(Your task) Locate the word "name" in the data below, then copy every line that holds it.

(Listed records)
==================================================
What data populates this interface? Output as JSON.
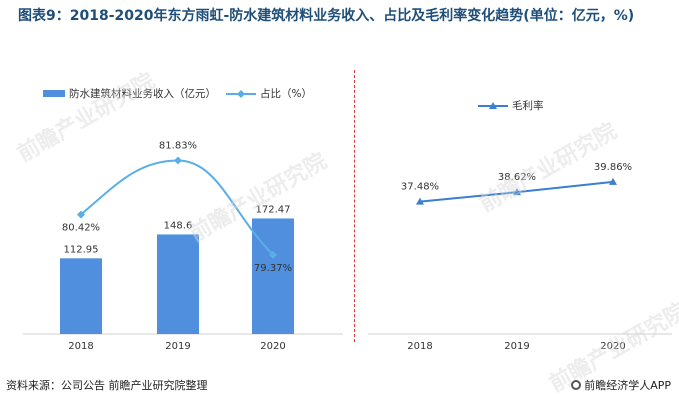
{
  "title": "图表9：2018-2020年东方雨虹-防水建筑材料业务收入、占比及毛利率变化趋势(单位：亿元，%)",
  "colors": {
    "bar": "#4f8fde",
    "share_line": "#5aaee8",
    "margin_line": "#3b7fd0",
    "title": "#1f4e79",
    "divider": "#e23a3a"
  },
  "footer": {
    "source": "资料来源：公司公告 前瞻产业研究院整理",
    "brand": "前瞻经济学人APP",
    "brand_icon": "logo-icon"
  },
  "watermark": "前瞻产业研究院",
  "chart_data": [
    {
      "type": "bar",
      "categories": [
        "2018",
        "2019",
        "2020"
      ],
      "series": [
        {
          "name": "防水建筑材料业务收入（亿元）",
          "type": "bar",
          "values": [
            112.95,
            148.6,
            172.47
          ],
          "labels": [
            "112.95",
            "148.6",
            "172.47"
          ]
        },
        {
          "name": "占比（%）",
          "type": "line",
          "smooth": true,
          "values": [
            80.42,
            81.83,
            79.37
          ],
          "labels": [
            "80.42%",
            "81.83%",
            "79.37%"
          ]
        }
      ],
      "legend": "top-left",
      "grid": false
    },
    {
      "type": "line",
      "categories": [
        "2018",
        "2019",
        "2020"
      ],
      "series": [
        {
          "name": "毛利率",
          "values": [
            37.48,
            38.62,
            39.86
          ],
          "labels": [
            "37.48%",
            "38.62%",
            "39.86%"
          ]
        }
      ],
      "legend": "top",
      "grid": false
    }
  ]
}
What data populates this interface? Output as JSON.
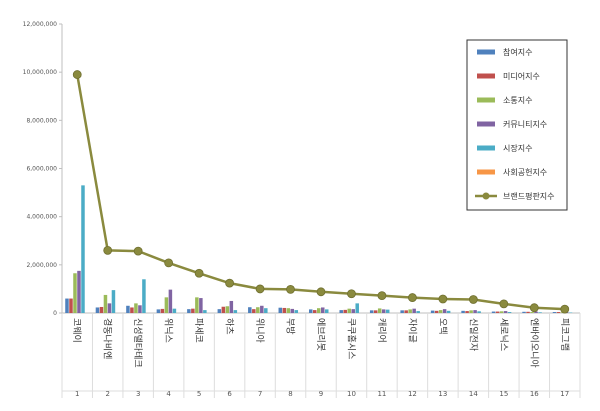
{
  "chart_data": {
    "type": "bar",
    "ylim": [
      0,
      12000000
    ],
    "yticks": [
      "0",
      "2,000,000",
      "4,000,000",
      "6,000,000",
      "8,000,000",
      "10,000,000",
      "12,000,000"
    ],
    "ytick_values": [
      0,
      2000000,
      4000000,
      6000000,
      8000000,
      10000000,
      12000000
    ],
    "categories": [
      "코웨이",
      "경동나비엔",
      "신성델타테크",
      "위닉스",
      "파세코",
      "하츠",
      "위니아",
      "부방",
      "에브리봇",
      "쿠쿠홈시스",
      "캐리어",
      "자이글",
      "오텍",
      "신일전자",
      "세로닉스",
      "엔바이오니아",
      "피코그램"
    ],
    "rank_numbers": [
      "1",
      "2",
      "3",
      "4",
      "5",
      "6",
      "7",
      "8",
      "9",
      "10",
      "11",
      "12",
      "13",
      "14",
      "15",
      "16",
      "17"
    ],
    "series": [
      {
        "name": "참여지수",
        "color": "#4f81bd",
        "values": [
          600000,
          230000,
          300000,
          150000,
          160000,
          160000,
          240000,
          220000,
          150000,
          120000,
          110000,
          110000,
          100000,
          90000,
          60000,
          50000,
          40000
        ]
      },
      {
        "name": "미디어지수",
        "color": "#c0504d",
        "values": [
          600000,
          250000,
          230000,
          170000,
          180000,
          260000,
          160000,
          210000,
          120000,
          130000,
          110000,
          110000,
          90000,
          80000,
          60000,
          50000,
          40000
        ]
      },
      {
        "name": "소통지수",
        "color": "#9bbb59",
        "values": [
          1650000,
          750000,
          400000,
          650000,
          650000,
          280000,
          240000,
          200000,
          200000,
          180000,
          190000,
          150000,
          120000,
          110000,
          70000,
          40000,
          30000
        ]
      },
      {
        "name": "커뮤니티지수",
        "color": "#8064a2",
        "values": [
          1750000,
          400000,
          320000,
          970000,
          620000,
          500000,
          300000,
          170000,
          230000,
          160000,
          150000,
          180000,
          160000,
          120000,
          80000,
          60000,
          40000
        ]
      },
      {
        "name": "시장지수",
        "color": "#4bacc6",
        "values": [
          5300000,
          950000,
          1400000,
          180000,
          120000,
          120000,
          200000,
          120000,
          150000,
          400000,
          140000,
          80000,
          90000,
          70000,
          40000,
          30000,
          20000
        ]
      },
      {
        "name": "사회공헌지수",
        "color": "#f79646",
        "values": [
          0,
          0,
          0,
          0,
          0,
          0,
          0,
          0,
          0,
          0,
          0,
          0,
          0,
          0,
          0,
          0,
          0
        ]
      }
    ],
    "line_series": {
      "name": "브랜드평판지수",
      "color": "#8a8a3e",
      "values": [
        9900000,
        2600000,
        2570000,
        2080000,
        1650000,
        1240000,
        1000000,
        980000,
        880000,
        800000,
        720000,
        640000,
        580000,
        560000,
        380000,
        220000,
        160000
      ]
    },
    "legend_position": "top-right",
    "grid": false
  }
}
==================================================
(Output of the task)
          "name": "防水建筑材料业务收入（亿元）",
          "name": "占比（%）",
          "name": "毛利率",
        "name": "참여지수",
        "name": "미디어지수",
        "name": "소통지수",
        "name": "커뮤니티지수",
        "name": "시장지수",
        "name": "사회공헌지수",
      "name": "브랜드평판지수",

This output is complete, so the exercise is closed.